■ **Source**
** start **
Chapter 21: International Finance

30.In a floating-exchange-rate system, the capital-account balance equals:

                A)   The negative of the current-account balance.

                B)   Foreign purchases of U.S. assets minus U.S. purchases of foreign assets.

                C)   The balance of payments minus the sum trade balance, the services balance, and unilateral transfers.

                D)   All of the above.

29.Under floating exchange rates the capital-account balance is equal to the negative of:

                A)   Trade balance + services balance + unilateral transfers.

                B)   Trade balance + capital-account balance + services balance.

                C)   Current-account balance + exports + unilateral transfers.

                D)   Unilateral transfers + exports + imports.

28.The capital account includes:

                A)   Trade in goods.                                                             C)    Unilateral transfers.

                B)   Trade in services.                                                          D)    Foreign purchases of U.S. assets.

27.The current-account balance equals:

                A)   Exports minus imports.

                B)   Foreign purchases of U.S. assets minus U.S. purchases of foreign assets.

                C)   The trade balance plus the services balance plus unilateral transfers.

                D)   All of the above.

 

      26.    The current account balance is equal to:

                A)   Trade balance + services balance - capital-account balance.

                B)   Trade balance + services balance + capital-account balance.

                C)   Trade balance + services balance + unilateral transfers.

                D)   Total payments made by residents of the United States to foreigners plus total payments made by foreigners to residents of the United States.

      25.    The net balance of payments is:

                A)   The difference between exports and imports.

                B)   The difference between the current-account balance and the capital-account balance.

                C)   The sum of the current-account balance and the trade-account balance.

                D)   The sum of the current-account balance and the capital-account balance.

 

      24.    An increase in the U.S. trade deficit could be caused by:

                A)   An appreciation of the dollar in terms of other currencies.

                B)   An increase in the rate of inflation in the U.S.

                C)   The imposition of a tariff on imported goods.

                D)   A depreciation of the dollar in terms of other currencies.

23.Theoretically, the net balance of payments is:

                A)   Foreign demand for a country's currency minus foreign supply.

                B)   The current account plus the capital account.

                C)   A country's capital inflow minus its capital outflow.

                D)   Exports minus imports.

22.The merchandise trade balance is equal to:

                A)   The difference between merchandise exports and merchandise imports.

                B)   The difference between service exports and service imports.

                C)   The capital account balance.

                D)   The current-account balance.

21.The merchandise trade balance for the United States equals:

                A)   The difference between service exports and service imports.

                B)   The difference between dollar value of merchandise exports and dollar value of merchandise imports.

                C)   Exports minus imports.

                D)   The current-account balance minus the capital-account balance.

      20.    Merchandise exports minus merchandise imports defines a country's:

                A)   Current-account balance.                                           C)    Balance of payments.
** end **
■ **Requests**
A. Answer these questions about the international finance quiz:
(i) What is the title of the chapter?
(ii) Which item number asks what could cause an increase in the U.S. trade deficit?
(iii) What does option D of item 28 say?
B. Pick up the international finance quiz after its final line and keep it going in the same format.

Dataset items
** start **
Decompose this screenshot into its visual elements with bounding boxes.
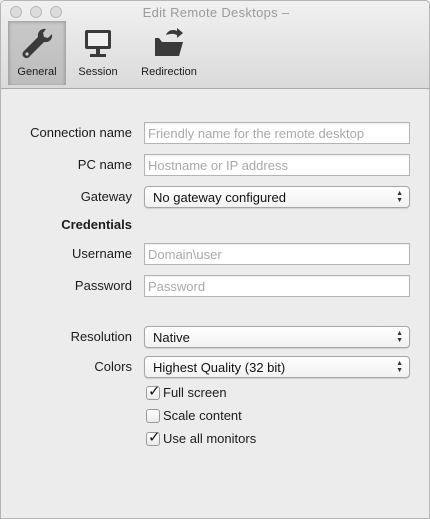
title-toolbar: Edit Remote Desktops – General Session R… [1, 1, 429, 89]
edit-remote-desktops-window: Edit Remote Desktops – General Session R… [0, 0, 430, 519]
tab-general[interactable]: General [8, 21, 66, 85]
wrench-icon [19, 26, 55, 63]
colors-select[interactable]: Highest Quality (32 bit) ▲ ▼ [144, 356, 410, 378]
password-label: Password [74, 278, 132, 293]
tab-redirection[interactable]: Redirection [132, 21, 206, 85]
stepper-arrows-icon: ▲ ▼ [396, 360, 403, 374]
monitor-icon [81, 26, 115, 63]
full-screen-checkbox[interactable]: ✓ [146, 383, 161, 400]
use-all-monitors-label: Use all monitors [163, 431, 257, 446]
connection-name-input[interactable] [144, 122, 410, 144]
window-title: Edit Remote Desktops – [142, 5, 290, 20]
stepper-arrows-icon: ▲ ▼ [396, 190, 403, 204]
scale-content-label: Scale content [163, 408, 242, 423]
resolution-select-value: Native [153, 330, 190, 345]
resolution-select[interactable]: Native ▲ ▼ [144, 326, 410, 348]
tab-session-label: Session [78, 66, 118, 78]
gateway-select-value: No gateway configured [153, 190, 286, 205]
use-all-monitors-checkbox[interactable]: ✓ [146, 429, 161, 446]
pc-name-label: PC name [77, 157, 132, 172]
connection-name-label: Connection name [30, 125, 132, 140]
pc-name-input[interactable] [144, 154, 410, 176]
tab-session[interactable]: Session [70, 21, 126, 85]
folder-redirect-icon [152, 26, 186, 63]
tab-general-label: General [17, 66, 57, 78]
scale-content-checkbox[interactable] [146, 409, 160, 423]
resolution-label: Resolution [70, 329, 132, 344]
stepper-arrows-icon: ▲ ▼ [396, 330, 403, 344]
tab-redirection-label: Redirection [141, 66, 197, 78]
gateway-label: Gateway [80, 189, 132, 204]
checkmark-icon: ✓ [148, 429, 161, 446]
full-screen-label: Full screen [163, 385, 227, 400]
username-input[interactable] [144, 243, 410, 265]
gateway-select[interactable]: No gateway configured ▲ ▼ [144, 186, 410, 208]
checkmark-icon: ✓ [148, 383, 161, 400]
username-label: Username [72, 246, 132, 261]
password-input[interactable] [144, 275, 410, 297]
colors-label: Colors [94, 359, 132, 374]
credentials-heading: Credentials [61, 217, 132, 232]
colors-select-value: Highest Quality (32 bit) [153, 360, 286, 375]
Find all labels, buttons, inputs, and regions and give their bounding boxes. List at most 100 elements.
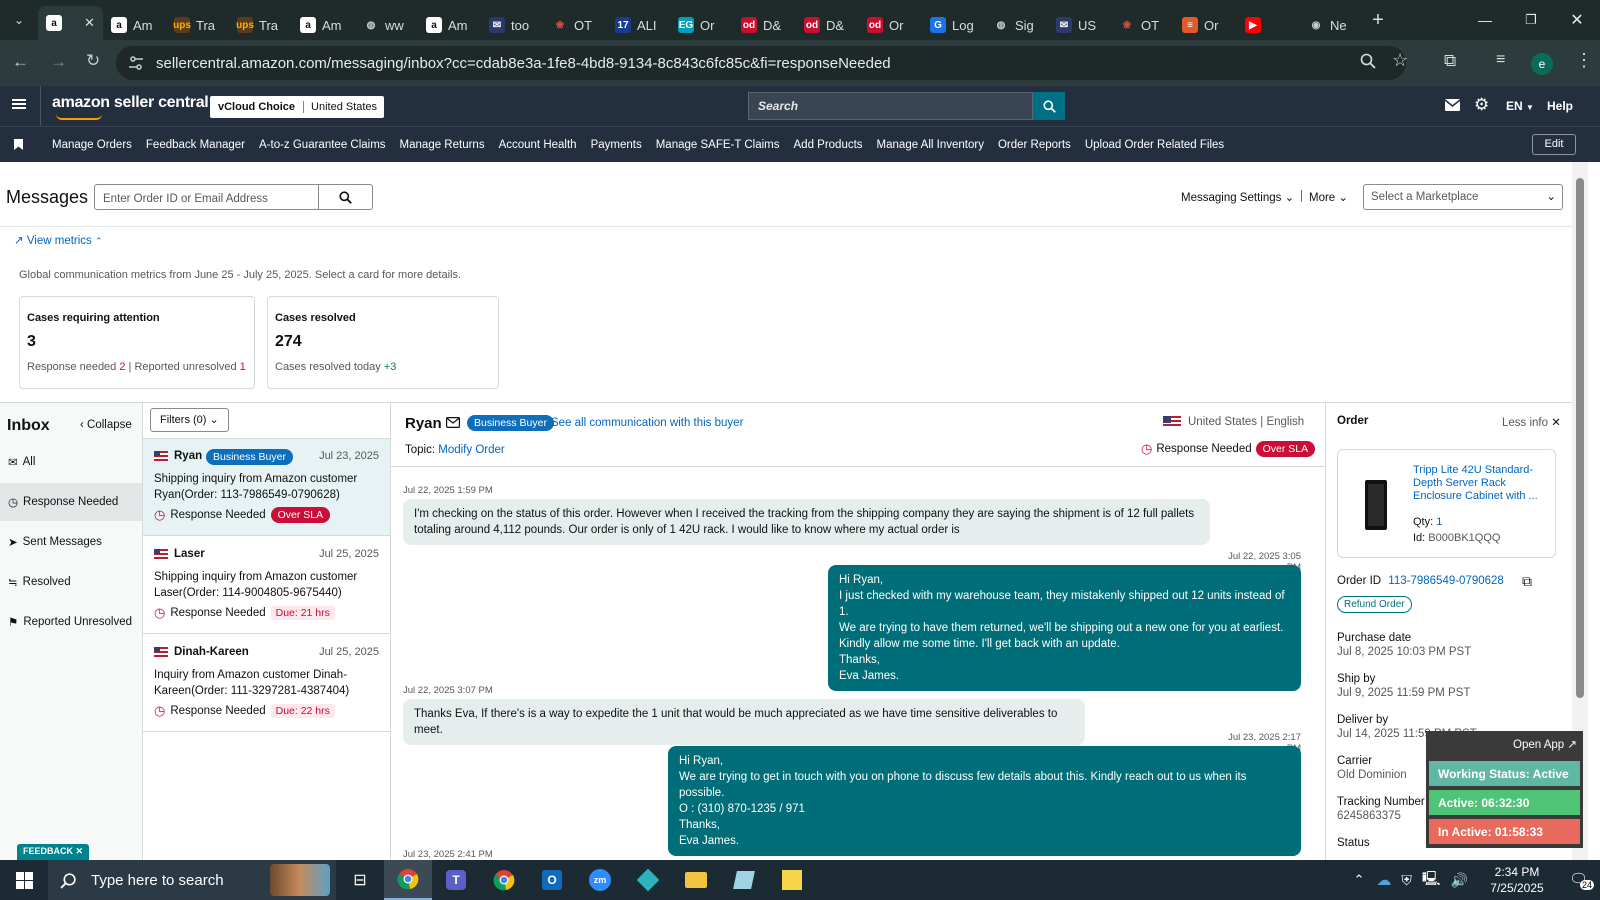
- folder-item[interactable]: ⚑ Reported Unresolved: [0, 603, 142, 641]
- edit-nav-button[interactable]: Edit: [1532, 134, 1576, 155]
- address-bar[interactable]: sellercentral.amazon.com/messaging/inbox…: [116, 46, 1406, 80]
- nav-item[interactable]: Payments: [591, 139, 642, 151]
- file-explorer-icon[interactable]: [672, 860, 720, 900]
- browser-tab[interactable]: a Am: [292, 10, 355, 40]
- security-icon[interactable]: ⛨: [1401, 872, 1412, 889]
- hamburger-menu-icon[interactable]: [12, 97, 26, 111]
- order-search-button[interactable]: [318, 184, 373, 210]
- profile-avatar[interactable]: e: [1531, 53, 1553, 75]
- browser-tab[interactable]: ▶: [1237, 10, 1300, 40]
- case-list-item[interactable]: Dinah-Kareen Jul 25, 2025 Inquiry from Ama…: [143, 635, 390, 732]
- nav-item[interactable]: Manage SAFE-T Claims: [656, 139, 780, 151]
- app-taskbar-icon[interactable]: [624, 860, 672, 900]
- browser-tab[interactable]: ◍ ww: [355, 10, 418, 40]
- language-selector[interactable]: EN ▼: [1506, 99, 1534, 113]
- browser-tab[interactable]: EG Or: [670, 10, 733, 40]
- zoom-taskbar-icon[interactable]: zm: [576, 860, 624, 900]
- teams-taskbar-icon[interactable]: T: [432, 860, 480, 900]
- nav-item[interactable]: Account Health: [499, 139, 577, 151]
- order-id-link[interactable]: 113-7986549-0790628: [1388, 575, 1504, 587]
- see-all-communication-link[interactable]: See all communication with this buyer: [551, 417, 743, 429]
- browser-tab[interactable]: a Am: [418, 10, 481, 40]
- marketplace-select[interactable]: Select a Marketplace ⌄: [1363, 184, 1563, 210]
- more-menu[interactable]: More ⌄: [1309, 190, 1348, 204]
- order-search-input[interactable]: Enter Order ID or Email Address: [94, 184, 319, 210]
- reading-list-icon[interactable]: ≡: [1496, 51, 1505, 69]
- chevron-up-icon[interactable]: ⌃: [1353, 872, 1364, 888]
- chrome-profile-taskbar-icon[interactable]: [480, 860, 528, 900]
- refund-order-button[interactable]: Refund Order: [1337, 596, 1412, 613]
- browser-tab[interactable]: ≡ Or: [1174, 10, 1237, 40]
- less-info-button[interactable]: Less info ✕: [1502, 415, 1561, 429]
- browser-tab[interactable]: ✉ US: [1048, 10, 1111, 40]
- browser-tab[interactable]: ◉ Ne: [1300, 10, 1363, 40]
- cases-attention-card[interactable]: Cases requiring attention 3 Response nee…: [19, 296, 255, 389]
- browser-tab[interactable]: ◍ Sig: [985, 10, 1048, 40]
- notepad-taskbar-icon[interactable]: [720, 860, 768, 900]
- nav-item[interactable]: Manage Orders: [52, 139, 132, 151]
- zoom-icon[interactable]: [1360, 53, 1376, 69]
- scrollbar-thumb[interactable]: [1576, 178, 1584, 698]
- network-icon[interactable]: 🖳: [1422, 868, 1441, 892]
- product-title-link[interactable]: Tripp Lite 42U Standard-Depth Server Rac…: [1413, 464, 1549, 503]
- start-button[interactable]: [0, 860, 48, 900]
- folder-item[interactable]: ➤ Sent Messages: [0, 523, 142, 561]
- view-metrics-toggle[interactable]: ↗ View metrics ⌃: [14, 233, 103, 247]
- help-link[interactable]: Help: [1547, 99, 1573, 113]
- nav-item[interactable]: Manage All Inventory: [877, 139, 984, 151]
- browser-tab[interactable]: 17 ALI: [607, 10, 670, 40]
- browser-tab[interactable]: od D&: [733, 10, 796, 40]
- close-icon[interactable]: ✕: [76, 846, 84, 856]
- collapse-button[interactable]: ‹ Collapse: [80, 419, 132, 431]
- global-search-button[interactable]: [1033, 92, 1065, 120]
- filters-button[interactable]: Filters (0) ⌄: [150, 408, 229, 432]
- outlook-taskbar-icon[interactable]: O: [528, 860, 576, 900]
- site-info-icon[interactable]: [128, 55, 144, 71]
- open-app-button[interactable]: Open App ↗: [1513, 737, 1577, 751]
- restore-button[interactable]: ❐: [1508, 12, 1554, 28]
- folder-item[interactable]: ≒ Resolved: [0, 563, 142, 601]
- messaging-settings-menu[interactable]: Messaging Settings ⌄: [1181, 190, 1294, 204]
- settings-gear-icon[interactable]: ⚙: [1474, 95, 1489, 115]
- browser-tab[interactable]: ups Tra: [229, 10, 292, 40]
- task-view-icon[interactable]: ⊟: [336, 860, 384, 900]
- tab-search-button[interactable]: ⌄: [0, 0, 38, 40]
- browser-tab[interactable]: ❀ OT: [544, 10, 607, 40]
- onedrive-icon[interactable]: ☁: [1376, 871, 1391, 889]
- browser-tab[interactable]: G Log: [922, 10, 985, 40]
- folder-item[interactable]: ✉ All: [0, 443, 142, 481]
- new-tab-button[interactable]: +: [1363, 9, 1393, 32]
- nav-item[interactable]: Add Products: [794, 139, 863, 151]
- nav-item[interactable]: Manage Returns: [400, 139, 485, 151]
- close-window-button[interactable]: ✕: [1554, 10, 1600, 30]
- bookmark-icon[interactable]: [0, 139, 52, 150]
- nav-item[interactable]: Upload Order Related Files: [1085, 139, 1224, 151]
- store-switcher[interactable]: vCloud Choice United States: [210, 96, 385, 118]
- case-list-item[interactable]: Ryan Business Buyer Jul 23, 2025 Shipping i…: [143, 439, 390, 536]
- browser-tab[interactable]: od D&: [796, 10, 859, 40]
- browser-tab[interactable]: od Or: [859, 10, 922, 40]
- nav-item[interactable]: A-to-z Guarantee Claims: [259, 139, 386, 151]
- copy-icon[interactable]: ⧉: [1522, 573, 1532, 590]
- notifications-button[interactable]: 🗨 24: [1556, 860, 1600, 900]
- nav-item[interactable]: Feedback Manager: [146, 139, 245, 151]
- reload-button[interactable]: ↻: [86, 51, 100, 71]
- browser-tab[interactable]: ❀ OT: [1111, 10, 1174, 40]
- browser-tab[interactable]: a Am: [103, 10, 166, 40]
- sticky-notes-icon[interactable]: [768, 860, 816, 900]
- close-tab-icon[interactable]: ✕: [84, 15, 95, 31]
- bookmark-star-icon[interactable]: ☆: [1392, 50, 1408, 71]
- mail-icon[interactable]: [1445, 99, 1460, 111]
- feedback-tab[interactable]: FEEDBACK ✕: [17, 844, 90, 860]
- volume-icon[interactable]: 🔊: [1451, 872, 1468, 889]
- cases-resolved-card[interactable]: Cases resolved 274 Cases resolved today …: [267, 296, 499, 389]
- folder-item[interactable]: ◷ Response Needed: [0, 483, 142, 521]
- email-buyer-icon[interactable]: [446, 417, 460, 428]
- taskbar-clock[interactable]: 2:34 PM 7/25/2025: [1478, 864, 1556, 896]
- extensions-icon[interactable]: ⧉: [1444, 51, 1456, 71]
- nav-item[interactable]: Order Reports: [998, 139, 1071, 151]
- browser-tab[interactable]: ✉ too: [481, 10, 544, 40]
- case-list-item[interactable]: Laser Jul 25, 2025 Shipping inquiry from A…: [143, 537, 390, 634]
- minimize-button[interactable]: —: [1462, 12, 1508, 28]
- browser-tab[interactable]: ups Tra: [166, 10, 229, 40]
** end **
■ **Answers to the tasks**
A.
(i) International Finance
(ii) 24
(iii) Foreign purchases of U.S. assets.

B.
                B)   Capital-account balance.                                           D)    Trade balance.

19.If the exchange rate between the U.S. dollar and Japanese yen changes from $1=100 yen to $1=90 yen, then:

                A)   All Japanese producers and consumers will lose.

                B)   U.S. auto producers and autoworkers will lose.

                C)   U.S. consumers of Japanese TV sets will benefit.

                D)   Japanese tourists to the U.S. will benefit.

18.Suppose a U.S. firm purchases some English china. The china costs 1,000 British pounds. At the exchange rate of $1.45 = 1 pound, the dollar price of the china is:

                A)   $250.    B)  $690.    C)  $1,450.    D)  $2,000.

17.If one euro is equal to 0.60 U.S. dollars, what would be the euro price of a car that costs $10,000?

                A)   5,000 euros.    B)  16,667 euros.    C)  60,000 euros.    D)  10,000 euros.

 

      16.    An increase in the price of the U.S. dollar in terms of euros will cause, ceteris paribus:

                A)   A lower European inflation rate.

                B)   Higher interest rates in the United States.

                C)   European goods to be cheaper to residents of the United States.

                D)   All of the above.

 

      15.    A change in the exchange rate for a country's currency alters the prices of:

                A)   Exports only.                                                                 C)    Both exports and imports.

                B)   Imports only.                                                                D)    Only domestic goods and services.

      14.    When the exchange rate between the U.S. dollar and the Japanese yen is $1=100 yen, this is an indication that:

                A)   It would take 100 yen to purchase $1.                    C)    The dollar is depreciating compared to the yen.

                B)   The yen is stronger than the U.S. dollar.                  D)    All of the above.

13.Changes in the value of the euro affect the economies of:

                A)   Only those countries using the euro as currency.

                B)   All European countries but there would be no significant impact on countries outside Europe.

                C)   Potentially the entire world.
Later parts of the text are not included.